-- Supplied data --

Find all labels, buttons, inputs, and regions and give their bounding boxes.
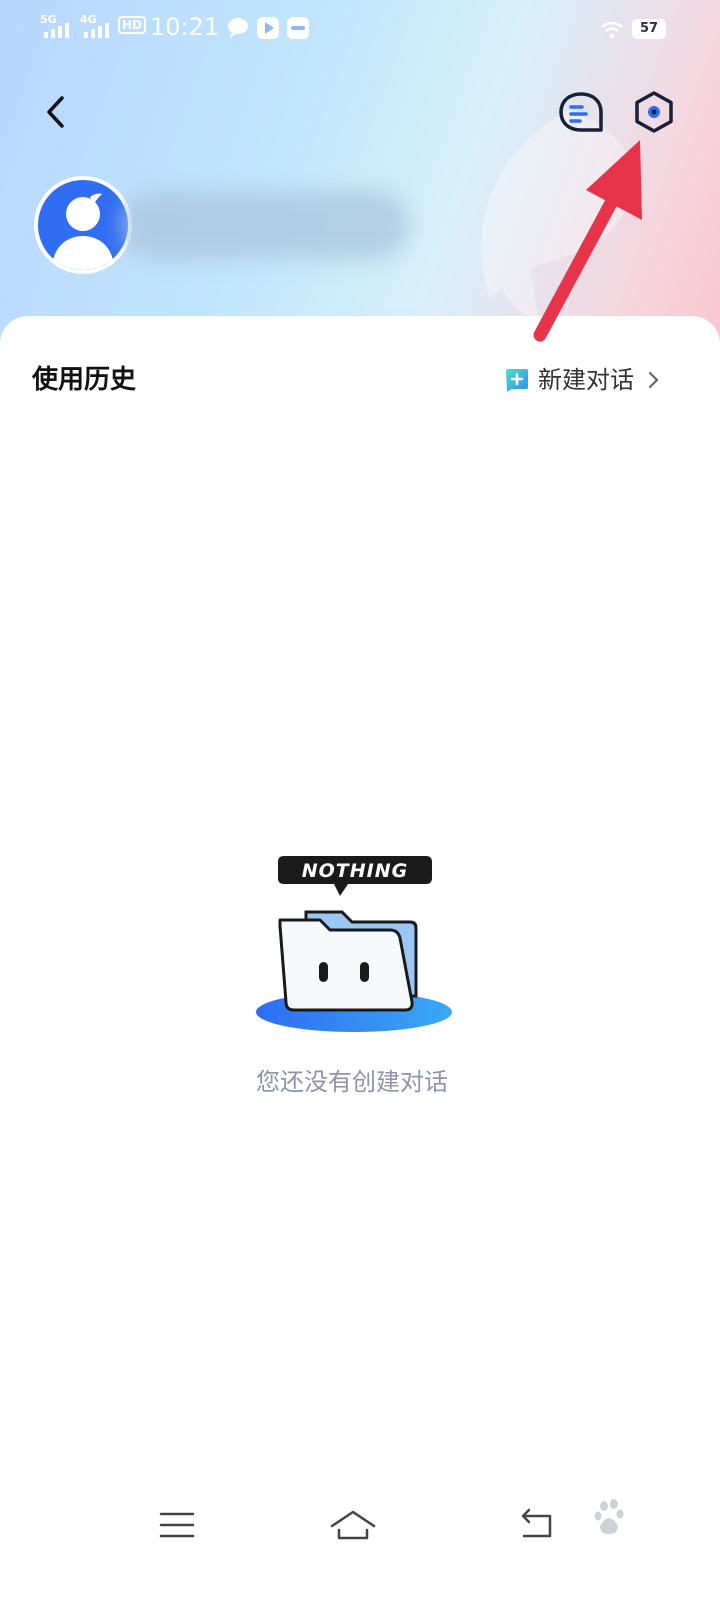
avatar[interactable] <box>34 176 132 274</box>
default-user-icon <box>52 193 114 270</box>
home-button[interactable] <box>328 1500 378 1550</box>
home-icon <box>330 1510 376 1540</box>
chat-button[interactable] <box>558 90 604 134</box>
settings-button[interactable] <box>630 88 678 136</box>
empty-state-message: 您还没有创建对话 <box>256 1068 448 1096</box>
new-chat-label: 新建对话 <box>538 366 634 394</box>
back-button[interactable] <box>36 88 76 136</box>
wifi-icon <box>601 21 623 39</box>
message-notification-icon <box>228 18 248 38</box>
history-title: 使用历史 <box>32 365 137 395</box>
chevron-right-icon <box>648 371 659 389</box>
annotation-arrow-icon <box>533 140 642 342</box>
status-time: 10:21 <box>150 13 220 41</box>
status-bar: 5G 4G HD 10:21 57 <box>0 0 720 60</box>
battery-indicator: 57 <box>632 19 666 39</box>
app-notification-icon <box>287 17 309 39</box>
plus-chat-icon <box>506 369 528 392</box>
return-icon <box>521 1508 552 1538</box>
video-notification-icon <box>257 17 279 39</box>
baidu-jingyan-watermark <box>594 1499 624 1534</box>
system-back-button[interactable] <box>512 1500 562 1550</box>
menu-icon <box>159 1512 195 1538</box>
nothing-badge-text: NOTHING <box>302 860 408 882</box>
menu-button[interactable] <box>152 1500 202 1550</box>
signal-strength-icon <box>84 23 109 38</box>
chat-bubble-icon <box>559 92 603 132</box>
signal-strength-icon <box>44 23 69 38</box>
new-chat-button[interactable]: 新建对话 <box>504 360 664 400</box>
hexagon-gear-icon <box>635 91 673 133</box>
username-redacted <box>120 190 410 260</box>
empty-folder-illustration: NOTHING <box>256 856 452 1032</box>
hd-badge: HD <box>118 16 147 34</box>
chevron-left-icon <box>47 96 64 128</box>
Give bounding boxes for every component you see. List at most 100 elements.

-- Task instructions --
Put each line of the items above into a numbered list, skipping any blank lines and leaving the pictures out.

-- Solution to this task --
1. Find all labels, buttons, inputs, and regions and give their bounding boxes.
2. avatar[interactable] <box>34 176 132 274</box>
3. default-user-icon <box>52 193 114 270</box>
4. home-button[interactable] <box>328 1500 378 1550</box>
5. home-icon <box>330 1510 376 1540</box>
6. chat-button[interactable] <box>558 90 604 134</box>
7. settings-button[interactable] <box>630 88 678 136</box>
8. empty-state-message: 您还没有创建对话 <box>256 1068 448 1096</box>
9. new-chat-label: 新建对话 <box>538 366 634 394</box>
10. back-button[interactable] <box>36 88 76 136</box>
11. wifi-icon <box>601 21 623 39</box>
12. message-notification-icon <box>228 18 248 38</box>
13. history-title: 使用历史 <box>32 365 137 395</box>
14. chevron-right-icon <box>648 371 659 389</box>
15. annotation-arrow-icon <box>533 140 642 342</box>
16. status-time: 10:21 <box>150 13 220 41</box>
17. status-bar: 5G 4G HD 10:21 57 <box>0 0 720 60</box>
18. battery-indicator: 57 <box>632 19 666 39</box>
19. app-notification-icon <box>287 17 309 39</box>
20. plus-chat-icon <box>506 369 528 392</box>
21. return-icon <box>521 1508 552 1538</box>
22. video-notification-icon <box>257 17 279 39</box>
23. baidu-jingyan-watermark <box>594 1499 624 1534</box>
24. system-back-button[interactable] <box>512 1500 562 1550</box>
25. menu-icon <box>159 1512 195 1538</box>
26. nothing-badge-text: NOTHING <box>302 860 408 882</box>
27. menu-button[interactable] <box>152 1500 202 1550</box>
28. signal-strength-icon <box>84 23 109 38</box>
29. chat-bubble-icon <box>559 92 603 132</box>
30. signal-strength-icon <box>44 23 69 38</box>
31. new-chat-button[interactable]: 新建对话 <box>504 360 664 400</box>
32. hexagon-gear-icon <box>635 91 673 133</box>
33. username-redacted <box>120 190 410 260</box>
34. empty-folder-illustration: NOTHING <box>256 856 452 1032</box>
35. hd-badge: HD <box>118 16 147 34</box>
36. chevron-left-icon <box>47 96 64 128</box>
37. Give bounding boxes for every component you see. List at most 100 elements.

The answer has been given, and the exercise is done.